#### [Work to complete]
Quote all of the entries word for word.

** start of Records shown **

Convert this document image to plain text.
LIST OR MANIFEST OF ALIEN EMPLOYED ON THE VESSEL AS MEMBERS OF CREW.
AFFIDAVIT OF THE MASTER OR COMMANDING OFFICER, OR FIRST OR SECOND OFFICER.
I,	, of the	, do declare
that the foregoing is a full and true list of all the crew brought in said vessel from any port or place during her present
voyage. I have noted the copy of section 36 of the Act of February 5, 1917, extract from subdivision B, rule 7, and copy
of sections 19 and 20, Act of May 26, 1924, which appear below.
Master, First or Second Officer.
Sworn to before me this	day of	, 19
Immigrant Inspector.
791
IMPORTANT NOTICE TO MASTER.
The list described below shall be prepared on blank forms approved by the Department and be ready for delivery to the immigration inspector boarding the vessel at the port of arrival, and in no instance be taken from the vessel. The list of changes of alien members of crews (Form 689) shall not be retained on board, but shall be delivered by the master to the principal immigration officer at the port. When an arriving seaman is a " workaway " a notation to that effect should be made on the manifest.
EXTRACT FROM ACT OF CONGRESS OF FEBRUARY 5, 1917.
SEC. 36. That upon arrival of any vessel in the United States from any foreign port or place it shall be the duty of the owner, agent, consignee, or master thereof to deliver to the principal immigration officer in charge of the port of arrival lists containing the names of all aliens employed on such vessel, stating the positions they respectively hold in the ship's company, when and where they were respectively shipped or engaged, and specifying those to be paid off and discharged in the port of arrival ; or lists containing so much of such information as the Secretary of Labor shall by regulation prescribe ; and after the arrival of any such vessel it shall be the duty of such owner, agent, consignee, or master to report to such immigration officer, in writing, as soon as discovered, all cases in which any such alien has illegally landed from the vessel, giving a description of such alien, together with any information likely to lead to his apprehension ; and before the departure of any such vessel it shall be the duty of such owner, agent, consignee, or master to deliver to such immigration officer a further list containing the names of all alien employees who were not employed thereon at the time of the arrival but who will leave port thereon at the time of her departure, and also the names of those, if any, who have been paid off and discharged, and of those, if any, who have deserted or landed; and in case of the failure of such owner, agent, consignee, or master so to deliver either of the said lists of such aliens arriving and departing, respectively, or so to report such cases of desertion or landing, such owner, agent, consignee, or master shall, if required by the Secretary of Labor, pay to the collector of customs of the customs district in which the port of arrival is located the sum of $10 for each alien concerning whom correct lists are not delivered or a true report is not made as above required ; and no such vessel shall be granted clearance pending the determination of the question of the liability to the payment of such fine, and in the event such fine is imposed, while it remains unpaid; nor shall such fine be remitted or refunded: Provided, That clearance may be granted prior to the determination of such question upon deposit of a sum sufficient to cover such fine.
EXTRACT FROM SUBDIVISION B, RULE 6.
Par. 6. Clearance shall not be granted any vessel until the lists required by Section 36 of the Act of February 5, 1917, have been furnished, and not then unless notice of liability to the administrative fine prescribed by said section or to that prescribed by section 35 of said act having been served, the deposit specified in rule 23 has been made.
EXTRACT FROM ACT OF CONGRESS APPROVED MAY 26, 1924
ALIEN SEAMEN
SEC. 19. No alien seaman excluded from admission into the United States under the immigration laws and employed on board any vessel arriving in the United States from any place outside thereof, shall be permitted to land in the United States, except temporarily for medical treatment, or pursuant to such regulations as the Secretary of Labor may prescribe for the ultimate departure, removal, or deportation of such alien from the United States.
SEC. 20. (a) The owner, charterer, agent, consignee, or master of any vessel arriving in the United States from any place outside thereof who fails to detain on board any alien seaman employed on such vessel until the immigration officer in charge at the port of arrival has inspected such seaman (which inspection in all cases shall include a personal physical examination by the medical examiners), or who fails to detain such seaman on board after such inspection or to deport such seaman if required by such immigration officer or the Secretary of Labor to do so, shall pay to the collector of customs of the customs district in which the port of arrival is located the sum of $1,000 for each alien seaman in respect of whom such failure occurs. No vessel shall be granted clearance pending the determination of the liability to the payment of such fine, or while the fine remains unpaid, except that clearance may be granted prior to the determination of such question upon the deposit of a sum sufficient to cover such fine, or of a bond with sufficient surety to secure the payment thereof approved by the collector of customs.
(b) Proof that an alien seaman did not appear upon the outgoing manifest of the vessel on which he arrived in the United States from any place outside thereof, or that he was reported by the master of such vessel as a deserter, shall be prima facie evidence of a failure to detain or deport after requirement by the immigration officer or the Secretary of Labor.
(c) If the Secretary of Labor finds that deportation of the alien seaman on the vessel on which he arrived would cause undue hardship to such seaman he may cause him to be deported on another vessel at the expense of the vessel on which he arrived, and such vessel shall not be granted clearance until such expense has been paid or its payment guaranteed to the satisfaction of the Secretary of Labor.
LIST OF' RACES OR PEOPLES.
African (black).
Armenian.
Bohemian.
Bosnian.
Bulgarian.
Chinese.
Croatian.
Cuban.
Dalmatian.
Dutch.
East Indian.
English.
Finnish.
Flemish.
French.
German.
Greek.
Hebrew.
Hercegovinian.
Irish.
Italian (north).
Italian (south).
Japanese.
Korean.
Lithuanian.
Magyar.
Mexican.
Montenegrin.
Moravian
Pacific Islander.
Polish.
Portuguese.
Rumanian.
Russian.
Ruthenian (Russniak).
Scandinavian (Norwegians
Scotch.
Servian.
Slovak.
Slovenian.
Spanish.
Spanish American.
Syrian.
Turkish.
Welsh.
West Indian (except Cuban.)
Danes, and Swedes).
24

** end of Records shown **

#### [Result for this exercise]
Convert this document image to plain text.
LIST OR MANIFEST OF ALIEN EMPLOYED ON THE VESSEL AS MEMBERS OF CREW.
AFFIDAVIT OF THE MASTER OR COMMANDING OFFICER, OR FIRST OR SECOND OFFICER.
I,	, of the	, do declare
that the foregoing is a full and true list of all the crew brought in said vessel from any port or place during her present
voyage. I have noted the copy of section 36 of the Act of February 5, 1917, extract from subdivision B, rule 7, and copy
of sections 19 and 20, Act of May 26, 1924, which appear below.
Master, First or Second Officer.
Sworn to before me this	day of	, 19
Immigrant Inspector.
791
IMPORTANT NOTICE TO MASTER.
The list described below shall be prepared on blank forms approved by the Department and be ready for delivery to the immigration inspector boarding the vessel at the port of arrival, and in no instance be taken from the vessel. The list of changes of alien members of crews (Form 689) shall not be retained on board, but shall be delivered by the master to the principal immigration officer at the port. When an arriving seaman is a " workaway " a notation to that effect should be made on the manifest.
EXTRACT FROM ACT OF CONGRESS OF FEBRUARY 5, 1917.
SEC. 36. That upon arrival of any vessel in the United States from any foreign port or place it shall be the duty of the owner, agent, consignee, or master thereof to deliver to the principal immigration officer in charge of the port of arrival lists containing the names of all aliens employed on such vessel, stating the positions they respectively hold in the ship's company, when and where they were respectively shipped or engaged, and specifying those to be paid off and discharged in the port of arrival ; or lists containing so much of such information as the Secretary of Labor shall by regulation prescribe ; and after the arrival of any such vessel it shall be the duty of such owner, agent, consignee, or master to report to such immigration officer, in writing, as soon as discovered, all cases in which any such alien has illegally landed from the vessel, giving a description of such alien, together with any information likely to lead to his apprehension ; and before the departure of any such vessel it shall be the duty of such owner, agent, consignee, or master to deliver to such immigration officer a further list containing the names of all alien employees who were not employed thereon at the time of the arrival but who will leave port thereon at the time of her departure, and also the names of those, if any, who have been paid off and discharged, and of those, if any, who have deserted or landed; and in case of the failure of such owner, agent, consignee, or master so to deliver either of the said lists of such aliens arriving and departing, respectively, or so to report such cases of desertion or landing, such owner, agent, consignee, or master shall, if required by the Secretary of Labor, pay to the collector of customs of the customs district in which the port of arrival is located the sum of $10 for each alien concerning whom correct lists are not delivered or a true report is not made as above required ; and no such vessel shall be granted clearance pending the determination of the question of the liability to the payment of such fine, and in the event such fine is imposed, while it remains unpaid; nor shall such fine be remitted or refunded: Provided, That clearance may be granted prior to the determination of such question upon deposit of a sum sufficient to cover such fine.
EXTRACT FROM SUBDIVISION B, RULE 6.
Par. 6. Clearance shall not be granted any vessel until the lists required by Section 36 of the Act of February 5, 1917, have been furnished, and not then unless notice of liability to the administrative fine prescribed by said section or to that prescribed by section 35 of said act having been served, the deposit specified in rule 23 has been made.
EXTRACT FROM ACT OF CONGRESS APPROVED MAY 26, 1924
ALIEN SEAMEN
SEC. 19. No alien seaman excluded from admission into the United States under the immigration laws and employed on board any vessel arriving in the United States from any place outside thereof, shall be permitted to land in the United States, except temporarily for medical treatment, or pursuant to such regulations as the Secretary of Labor may prescribe for the ultimate departure, removal, or deportation of such alien from the United States.
SEC. 20. (a) The owner, charterer, agent, consignee, or master of any vessel arriving in the United States from any place outside thereof who fails to detain on board any alien seaman employed on such vessel until the immigration officer in charge at the port of arrival has inspected such seaman (which inspection in all cases shall include a personal physical examination by the medical examiners), or who fails to detain such seaman on board after such inspection or to deport such seaman if required by such immigration officer or the Secretary of Labor to do so, shall pay to the collector of customs of the customs district in which the port of arrival is located the sum of $1,000 for each alien seaman in respect of whom such failure occurs. No vessel shall be granted clearance pending the determination of the liability to the payment of such fine, or while the fine remains unpaid, except that clearance may be granted prior to the determination of such question upon the deposit of a sum sufficient to cover such fine, or of a bond with sufficient surety to secure the payment thereof approved by the collector of customs.
(b) Proof that an alien seaman did not appear upon the outgoing manifest of the vessel on which he arrived in the United States from any place outside thereof, or that he was reported by the master of such vessel as a deserter, shall be prima facie evidence of a failure to detain or deport after requirement by the immigration officer or the Secretary of Labor.
(c) If the Secretary of Labor finds that deportation of the alien seaman on the vessel on which he arrived would cause undue hardship to such seaman he may cause him to be deported on another vessel at the expense of the vessel on which he arrived, and such vessel shall not be granted clearance until such expense has been paid or its payment guaranteed to the satisfaction of the Secretary of Labor.
LIST OF' RACES OR PEOPLES.
African (black).
Armenian.
Bohemian.
Bosnian.
Bulgarian.
Chinese.
Croatian.
Cuban.
Dalmatian.
Dutch.
East Indian.
English.
Finnish.
Flemish.
French.
German.
Greek.
Hebrew.
Hercegovinian.
Irish.
Italian (north).
Italian (south).
Japanese.
Korean.
Lithuanian.
Magyar.
Mexican.
Montenegrin.
Moravian
Pacific Islander.
Polish.
Portuguese.
Rumanian.
Russian.
Ruthenian (Russniak).
Scandinavian (Norwegians
Scotch.
Servian.
Slovak.
Slovenian.
Spanish.
Spanish American.
Syrian.
Turkish.
Welsh.
West Indian (except Cuban.)
Danes, and Swedes).
24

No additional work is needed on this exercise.